Goal.
Output the data below in full, byte for byte. Nothing may differ.
***** Records provided *****
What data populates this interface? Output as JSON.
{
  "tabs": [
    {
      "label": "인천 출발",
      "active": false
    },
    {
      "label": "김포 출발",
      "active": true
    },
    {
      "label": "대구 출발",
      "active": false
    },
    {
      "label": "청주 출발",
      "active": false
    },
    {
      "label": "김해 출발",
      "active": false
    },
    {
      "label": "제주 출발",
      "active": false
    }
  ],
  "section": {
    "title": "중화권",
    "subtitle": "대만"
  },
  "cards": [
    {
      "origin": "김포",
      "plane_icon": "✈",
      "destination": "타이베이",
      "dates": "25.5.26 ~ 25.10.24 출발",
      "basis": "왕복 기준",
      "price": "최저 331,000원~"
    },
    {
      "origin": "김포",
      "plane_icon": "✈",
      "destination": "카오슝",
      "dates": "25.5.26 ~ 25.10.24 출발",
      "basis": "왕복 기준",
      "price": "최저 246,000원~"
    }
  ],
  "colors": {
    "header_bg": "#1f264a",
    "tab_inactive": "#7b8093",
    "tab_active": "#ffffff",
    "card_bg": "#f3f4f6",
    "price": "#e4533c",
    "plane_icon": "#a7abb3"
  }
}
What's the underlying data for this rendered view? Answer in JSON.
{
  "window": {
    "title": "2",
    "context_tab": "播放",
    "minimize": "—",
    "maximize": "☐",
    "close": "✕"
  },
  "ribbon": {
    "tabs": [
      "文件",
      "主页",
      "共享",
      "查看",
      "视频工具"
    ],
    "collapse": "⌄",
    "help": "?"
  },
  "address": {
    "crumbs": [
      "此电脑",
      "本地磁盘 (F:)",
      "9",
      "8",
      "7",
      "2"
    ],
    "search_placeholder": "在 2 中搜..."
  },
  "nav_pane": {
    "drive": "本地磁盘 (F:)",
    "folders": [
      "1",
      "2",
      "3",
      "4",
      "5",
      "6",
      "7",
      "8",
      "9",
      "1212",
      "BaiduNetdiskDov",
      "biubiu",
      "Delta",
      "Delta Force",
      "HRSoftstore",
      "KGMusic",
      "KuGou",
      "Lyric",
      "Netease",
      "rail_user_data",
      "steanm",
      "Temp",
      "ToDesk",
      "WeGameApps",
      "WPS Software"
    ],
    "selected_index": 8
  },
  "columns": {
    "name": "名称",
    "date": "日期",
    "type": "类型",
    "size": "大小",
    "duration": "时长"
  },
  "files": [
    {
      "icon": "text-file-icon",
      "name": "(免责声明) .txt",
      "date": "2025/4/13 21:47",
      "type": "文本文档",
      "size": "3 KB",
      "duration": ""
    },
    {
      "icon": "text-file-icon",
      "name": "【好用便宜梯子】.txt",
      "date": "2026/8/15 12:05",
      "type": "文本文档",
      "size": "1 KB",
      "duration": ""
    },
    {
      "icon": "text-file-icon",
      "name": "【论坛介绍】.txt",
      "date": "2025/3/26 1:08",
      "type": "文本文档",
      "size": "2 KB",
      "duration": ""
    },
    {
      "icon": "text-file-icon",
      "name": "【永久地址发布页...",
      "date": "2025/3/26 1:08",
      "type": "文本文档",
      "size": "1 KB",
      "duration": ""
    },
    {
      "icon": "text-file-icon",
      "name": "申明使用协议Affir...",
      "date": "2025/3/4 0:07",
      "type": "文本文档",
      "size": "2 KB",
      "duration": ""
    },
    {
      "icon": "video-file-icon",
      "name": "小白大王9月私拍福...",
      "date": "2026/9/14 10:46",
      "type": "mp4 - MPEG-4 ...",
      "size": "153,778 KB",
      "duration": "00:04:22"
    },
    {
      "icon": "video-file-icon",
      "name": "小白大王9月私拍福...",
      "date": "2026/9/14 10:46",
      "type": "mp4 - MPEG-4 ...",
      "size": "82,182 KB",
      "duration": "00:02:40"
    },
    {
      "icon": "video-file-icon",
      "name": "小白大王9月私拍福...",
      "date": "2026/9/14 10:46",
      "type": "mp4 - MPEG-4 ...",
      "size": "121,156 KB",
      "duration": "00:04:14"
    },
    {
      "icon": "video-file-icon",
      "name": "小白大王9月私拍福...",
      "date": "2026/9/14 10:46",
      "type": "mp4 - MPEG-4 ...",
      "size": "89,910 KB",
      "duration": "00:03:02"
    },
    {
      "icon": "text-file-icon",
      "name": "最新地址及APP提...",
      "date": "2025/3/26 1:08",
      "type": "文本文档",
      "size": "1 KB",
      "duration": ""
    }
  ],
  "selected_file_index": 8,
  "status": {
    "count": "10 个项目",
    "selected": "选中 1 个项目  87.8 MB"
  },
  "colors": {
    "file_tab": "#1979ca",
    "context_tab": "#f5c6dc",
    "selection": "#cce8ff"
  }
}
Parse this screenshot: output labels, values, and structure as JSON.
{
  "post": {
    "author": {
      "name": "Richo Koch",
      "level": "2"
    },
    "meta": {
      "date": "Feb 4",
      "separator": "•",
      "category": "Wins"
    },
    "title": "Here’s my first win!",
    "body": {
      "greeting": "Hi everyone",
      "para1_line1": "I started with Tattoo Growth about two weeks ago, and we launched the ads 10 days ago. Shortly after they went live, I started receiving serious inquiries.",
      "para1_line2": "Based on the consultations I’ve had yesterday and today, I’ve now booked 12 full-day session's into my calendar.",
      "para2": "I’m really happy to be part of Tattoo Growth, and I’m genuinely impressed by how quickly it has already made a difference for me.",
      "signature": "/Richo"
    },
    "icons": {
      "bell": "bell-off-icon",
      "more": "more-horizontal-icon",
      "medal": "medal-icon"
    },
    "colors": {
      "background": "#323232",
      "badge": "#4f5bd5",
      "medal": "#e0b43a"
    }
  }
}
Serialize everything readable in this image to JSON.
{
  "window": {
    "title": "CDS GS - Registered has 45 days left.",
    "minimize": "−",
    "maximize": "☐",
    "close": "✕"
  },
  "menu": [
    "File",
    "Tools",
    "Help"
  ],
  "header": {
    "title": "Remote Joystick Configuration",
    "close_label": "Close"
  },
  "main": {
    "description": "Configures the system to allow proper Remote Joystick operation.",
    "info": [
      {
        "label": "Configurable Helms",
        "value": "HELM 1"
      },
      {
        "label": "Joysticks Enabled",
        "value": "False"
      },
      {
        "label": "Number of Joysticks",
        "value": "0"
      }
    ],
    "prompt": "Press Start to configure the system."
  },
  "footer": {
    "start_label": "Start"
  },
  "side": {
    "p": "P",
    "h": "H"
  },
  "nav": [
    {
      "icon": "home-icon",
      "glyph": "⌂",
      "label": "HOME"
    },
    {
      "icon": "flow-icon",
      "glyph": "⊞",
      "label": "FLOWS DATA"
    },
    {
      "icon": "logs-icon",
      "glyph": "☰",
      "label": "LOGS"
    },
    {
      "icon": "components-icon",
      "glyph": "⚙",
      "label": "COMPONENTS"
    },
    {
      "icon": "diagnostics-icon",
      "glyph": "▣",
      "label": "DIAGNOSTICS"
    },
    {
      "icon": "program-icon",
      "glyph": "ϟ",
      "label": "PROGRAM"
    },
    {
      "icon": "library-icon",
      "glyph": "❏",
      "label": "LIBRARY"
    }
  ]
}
*****
Result of the exercise.
What data populates this interface? Output as JSON.
{
  "tabs": [
    {
      "label": "인천 출발",
      "active": false
    },
    {
      "label": "김포 출발",
      "active": true
    },
    {
      "label": "대구 출발",
      "active": false
    },
    {
      "label": "청주 출발",
      "active": false
    },
    {
      "label": "김해 출발",
      "active": false
    },
    {
      "label": "제주 출발",
      "active": false
    }
  ],
  "section": {
    "title": "중화권",
    "subtitle": "대만"
  },
  "cards": [
    {
      "origin": "김포",
      "plane_icon": "✈",
      "destination": "타이베이",
      "dates": "25.5.26 ~ 25.10.24 출발",
      "basis": "왕복 기준",
      "price": "최저 331,000원~"
    },
    {
      "origin": "김포",
      "plane_icon": "✈",
      "destination": "카오슝",
      "dates": "25.5.26 ~ 25.10.24 출발",
      "basis": "왕복 기준",
      "price": "최저 246,000원~"
    }
  ],
  "colors": {
    "header_bg": "#1f264a",
    "tab_inactive": "#7b8093",
    "tab_active": "#ffffff",
    "card_bg": "#f3f4f6",
    "price": "#e4533c",
    "plane_icon": "#a7abb3"
  }
}
What's the underlying data for this rendered view? Answer in JSON.
{
  "window": {
    "title": "2",
    "context_tab": "播放",
    "minimize": "—",
    "maximize": "☐",
    "close": "✕"
  },
  "ribbon": {
    "tabs": [
      "文件",
      "主页",
      "共享",
      "查看",
      "视频工具"
    ],
    "collapse": "⌄",
    "help": "?"
  },
  "address": {
    "crumbs": [
      "此电脑",
      "本地磁盘 (F:)",
      "9",
      "8",
      "7",
      "2"
    ],
    "search_placeholder": "在 2 中搜..."
  },
  "nav_pane": {
    "drive": "本地磁盘 (F:)",
    "folders": [
      "1",
      "2",
      "3",
      "4",
      "5",
      "6",
      "7",
      "8",
      "9",
      "1212",
      "BaiduNetdiskDov",
      "biubiu",
      "Delta",
      "Delta Force",
      "HRSoftstore",
      "KGMusic",
      "KuGou",
      "Lyric",
      "Netease",
      "rail_user_data",
      "steanm",
      "Temp",
      "ToDesk",
      "WeGameApps",
      "WPS Software"
    ],
    "selected_index": 8
  },
  "columns": {
    "name": "名称",
    "date": "日期",
    "type": "类型",
    "size": "大小",
    "duration": "时长"
  },
  "files": [
    {
      "icon": "text-file-icon",
      "name": "(免责声明) .txt",
      "date": "2025/4/13 21:47",
      "type": "文本文档",
      "size": "3 KB",
      "duration": ""
    },
    {
      "icon": "text-file-icon",
      "name": "【好用便宜梯子】.txt",
      "date": "2026/8/15 12:05",
      "type": "文本文档",
      "size": "1 KB",
      "duration": ""
    },
    {
      "icon": "text-file-icon",
      "name": "【论坛介绍】.txt",
      "date": "2025/3/26 1:08",
      "type": "文本文档",
      "size": "2 KB",
      "duration": ""
    },
    {
      "icon": "text-file-icon",
      "name": "【永久地址发布页...",
      "date": "2025/3/26 1:08",
      "type": "文本文档",
      "size": "1 KB",
      "duration": ""
    },
    {
      "icon": "text-file-icon",
      "name": "申明使用协议Affir...",
      "date": "2025/3/4 0:07",
      "type": "文本文档",
      "size": "2 KB",
      "duration": ""
    },
    {
      "icon": "video-file-icon",
      "name": "小白大王9月私拍福...",
      "date": "2026/9/14 10:46",
      "type": "mp4 - MPEG-4 ...",
      "size": "153,778 KB",
      "duration": "00:04:22"
    },
    {
      "icon": "video-file-icon",
      "name": "小白大王9月私拍福...",
      "date": "2026/9/14 10:46",
      "type": "mp4 - MPEG-4 ...",
      "size": "82,182 KB",
      "duration": "00:02:40"
    },
    {
      "icon": "video-file-icon",
      "name": "小白大王9月私拍福...",
      "date": "2026/9/14 10:46",
      "type": "mp4 - MPEG-4 ...",
      "size": "121,156 KB",
      "duration": "00:04:14"
    },
    {
      "icon": "video-file-icon",
      "name": "小白大王9月私拍福...",
      "date": "2026/9/14 10:46",
      "type": "mp4 - MPEG-4 ...",
      "size": "89,910 KB",
      "duration": "00:03:02"
    },
    {
      "icon": "text-file-icon",
      "name": "最新地址及APP提...",
      "date": "2025/3/26 1:08",
      "type": "文本文档",
      "size": "1 KB",
      "duration": ""
    }
  ],
  "selected_file_index": 8,
  "status": {
    "count": "10 个项目",
    "selected": "选中 1 个项目  87.8 MB"
  },
  "colors": {
    "file_tab": "#1979ca",
    "context_tab": "#f5c6dc",
    "selection": "#cce8ff"
  }
}
Parse this screenshot: output labels, values, and structure as JSON.
{
  "post": {
    "author": {
      "name": "Richo Koch",
      "level": "2"
    },
    "meta": {
      "date": "Feb 4",
      "separator": "•",
      "category": "Wins"
    },
    "title": "Here’s my first win!",
    "body": {
      "greeting": "Hi everyone",
      "para1_line1": "I started with Tattoo Growth about two weeks ago, and we launched the ads 10 days ago. Shortly after they went live, I started receiving serious inquiries.",
      "para1_line2": "Based on the consultations I’ve had yesterday and today, I’ve now booked 12 full-day session's into my calendar.",
      "para2": "I’m really happy to be part of Tattoo Growth, and I’m genuinely impressed by how quickly it has already made a difference for me.",
      "signature": "/Richo"
    },
    "icons": {
      "bell": "bell-off-icon",
      "more": "more-horizontal-icon",
      "medal": "medal-icon"
    },
    "colors": {
      "background": "#323232",
      "badge": "#4f5bd5",
      "medal": "#e0b43a"
    }
  }
}
Serialize everything readable in this image to JSON.
{
  "window": {
    "title": "CDS GS - Registered has 45 days left.",
    "minimize": "−",
    "maximize": "☐",
    "close": "✕"
  },
  "menu": [
    "File",
    "Tools",
    "Help"
  ],
  "header": {
    "title": "Remote Joystick Configuration",
    "close_label": "Close"
  },
  "main": {
    "description": "Configures the system to allow proper Remote Joystick operation.",
    "info": [
      {
        "label": "Configurable Helms",
        "value": "HELM 1"
      },
      {
        "label": "Joysticks Enabled",
        "value": "False"
      },
      {
        "label": "Number of Joysticks",
        "value": "0"
      }
    ],
    "prompt": "Press Start to configure the system."
  },
  "footer": {
    "start_label": "Start"
  },
  "side": {
    "p": "P",
    "h": "H"
  },
  "nav": [
    {
      "icon": "home-icon",
      "glyph": "⌂",
      "label": "HOME"
    },
    {
      "icon": "flow-icon",
      "glyph": "⊞",
      "label": "FLOWS DATA"
    },
    {
      "icon": "logs-icon",
      "glyph": "☰",
      "label": "LOGS"
    },
    {
      "icon": "components-icon",
      "glyph": "⚙",
      "label": "COMPONENTS"
    },
    {
      "icon": "diagnostics-icon",
      "glyph": "▣",
      "label": "DIAGNOSTICS"
    },
    {
      "icon": "program-icon",
      "glyph": "ϟ",
      "label": "PROGRAM"
    },
    {
      "icon": "library-icon",
      "glyph": "❏",
      "label": "LIBRARY"
    }
  ]
}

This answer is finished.